[Stored items]
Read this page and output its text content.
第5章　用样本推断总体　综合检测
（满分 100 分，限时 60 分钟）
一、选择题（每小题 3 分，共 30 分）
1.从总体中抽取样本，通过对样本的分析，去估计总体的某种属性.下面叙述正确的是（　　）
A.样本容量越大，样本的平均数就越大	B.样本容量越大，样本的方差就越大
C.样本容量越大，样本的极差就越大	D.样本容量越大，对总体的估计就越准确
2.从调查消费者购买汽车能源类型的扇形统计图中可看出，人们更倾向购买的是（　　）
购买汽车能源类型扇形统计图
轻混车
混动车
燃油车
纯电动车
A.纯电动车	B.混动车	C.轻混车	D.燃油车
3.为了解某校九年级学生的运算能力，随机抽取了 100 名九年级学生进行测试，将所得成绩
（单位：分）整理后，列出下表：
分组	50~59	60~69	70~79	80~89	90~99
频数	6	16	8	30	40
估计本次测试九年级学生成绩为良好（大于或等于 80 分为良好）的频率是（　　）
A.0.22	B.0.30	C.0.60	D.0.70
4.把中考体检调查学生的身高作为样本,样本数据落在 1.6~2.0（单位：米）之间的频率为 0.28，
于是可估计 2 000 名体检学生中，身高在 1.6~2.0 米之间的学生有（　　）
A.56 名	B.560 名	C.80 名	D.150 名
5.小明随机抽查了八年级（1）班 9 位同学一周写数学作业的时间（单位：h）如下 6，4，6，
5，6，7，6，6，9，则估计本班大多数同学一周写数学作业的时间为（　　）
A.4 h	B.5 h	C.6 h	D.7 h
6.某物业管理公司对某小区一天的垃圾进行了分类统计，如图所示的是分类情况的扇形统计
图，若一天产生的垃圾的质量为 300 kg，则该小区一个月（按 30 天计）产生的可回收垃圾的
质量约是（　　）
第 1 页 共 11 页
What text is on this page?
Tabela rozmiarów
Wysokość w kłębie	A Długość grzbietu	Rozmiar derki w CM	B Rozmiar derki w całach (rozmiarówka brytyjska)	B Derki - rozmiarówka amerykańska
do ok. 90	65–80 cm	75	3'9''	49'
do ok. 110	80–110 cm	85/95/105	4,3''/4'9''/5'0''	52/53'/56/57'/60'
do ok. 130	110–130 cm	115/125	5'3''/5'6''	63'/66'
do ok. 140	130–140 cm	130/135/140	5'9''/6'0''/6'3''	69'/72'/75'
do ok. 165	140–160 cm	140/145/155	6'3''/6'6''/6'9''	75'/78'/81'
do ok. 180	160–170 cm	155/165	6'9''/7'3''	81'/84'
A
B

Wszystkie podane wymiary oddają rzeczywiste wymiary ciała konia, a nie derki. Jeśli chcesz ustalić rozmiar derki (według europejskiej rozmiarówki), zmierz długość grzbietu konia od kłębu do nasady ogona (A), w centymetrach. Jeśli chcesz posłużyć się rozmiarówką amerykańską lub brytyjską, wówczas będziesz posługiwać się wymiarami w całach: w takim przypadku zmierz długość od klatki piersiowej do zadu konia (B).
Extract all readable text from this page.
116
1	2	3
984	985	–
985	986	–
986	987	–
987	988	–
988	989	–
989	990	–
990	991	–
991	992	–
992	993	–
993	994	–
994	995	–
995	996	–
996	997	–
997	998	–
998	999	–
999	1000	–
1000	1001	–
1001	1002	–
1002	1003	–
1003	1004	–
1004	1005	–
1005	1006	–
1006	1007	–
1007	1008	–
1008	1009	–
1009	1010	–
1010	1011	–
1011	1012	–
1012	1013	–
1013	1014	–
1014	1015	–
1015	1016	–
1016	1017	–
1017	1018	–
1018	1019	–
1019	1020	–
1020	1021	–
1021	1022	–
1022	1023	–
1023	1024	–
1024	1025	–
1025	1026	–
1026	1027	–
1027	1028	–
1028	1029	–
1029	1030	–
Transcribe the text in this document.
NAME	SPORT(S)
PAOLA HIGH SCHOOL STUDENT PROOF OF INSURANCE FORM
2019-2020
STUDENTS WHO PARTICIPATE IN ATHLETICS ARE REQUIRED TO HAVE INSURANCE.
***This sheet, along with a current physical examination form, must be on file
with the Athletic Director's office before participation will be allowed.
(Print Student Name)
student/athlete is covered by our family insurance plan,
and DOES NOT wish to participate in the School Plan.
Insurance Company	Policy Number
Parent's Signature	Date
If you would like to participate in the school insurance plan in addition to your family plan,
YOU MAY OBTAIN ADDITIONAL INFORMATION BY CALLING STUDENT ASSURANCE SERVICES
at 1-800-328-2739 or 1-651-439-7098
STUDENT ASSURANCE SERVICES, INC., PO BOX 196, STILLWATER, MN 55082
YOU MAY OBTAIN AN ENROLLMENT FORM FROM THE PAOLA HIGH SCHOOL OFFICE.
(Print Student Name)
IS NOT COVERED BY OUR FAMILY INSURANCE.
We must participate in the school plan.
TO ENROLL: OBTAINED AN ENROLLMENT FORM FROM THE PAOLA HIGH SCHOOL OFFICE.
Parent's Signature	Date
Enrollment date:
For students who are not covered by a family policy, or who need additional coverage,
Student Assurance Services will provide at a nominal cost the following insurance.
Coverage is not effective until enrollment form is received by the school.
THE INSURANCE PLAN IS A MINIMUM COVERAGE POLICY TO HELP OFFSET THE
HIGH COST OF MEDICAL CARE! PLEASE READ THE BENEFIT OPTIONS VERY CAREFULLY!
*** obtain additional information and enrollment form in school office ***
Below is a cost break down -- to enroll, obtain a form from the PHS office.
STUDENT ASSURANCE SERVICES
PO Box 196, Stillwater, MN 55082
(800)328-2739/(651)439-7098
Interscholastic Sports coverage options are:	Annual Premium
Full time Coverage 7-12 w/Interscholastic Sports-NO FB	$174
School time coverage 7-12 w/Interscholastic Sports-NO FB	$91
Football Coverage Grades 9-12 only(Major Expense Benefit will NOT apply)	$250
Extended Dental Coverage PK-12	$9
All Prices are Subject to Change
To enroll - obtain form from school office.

Brief.
In the records above, locate the lines holding the word "will". Copy each of them.

Exercise solution.
with the Athletic Director's office before participation will be allowed.
Student Assurance Services will provide at a nominal cost the following insurance.
Football Coverage Grades 9-12 only(Major Expense Benefit will NOT apply)	$250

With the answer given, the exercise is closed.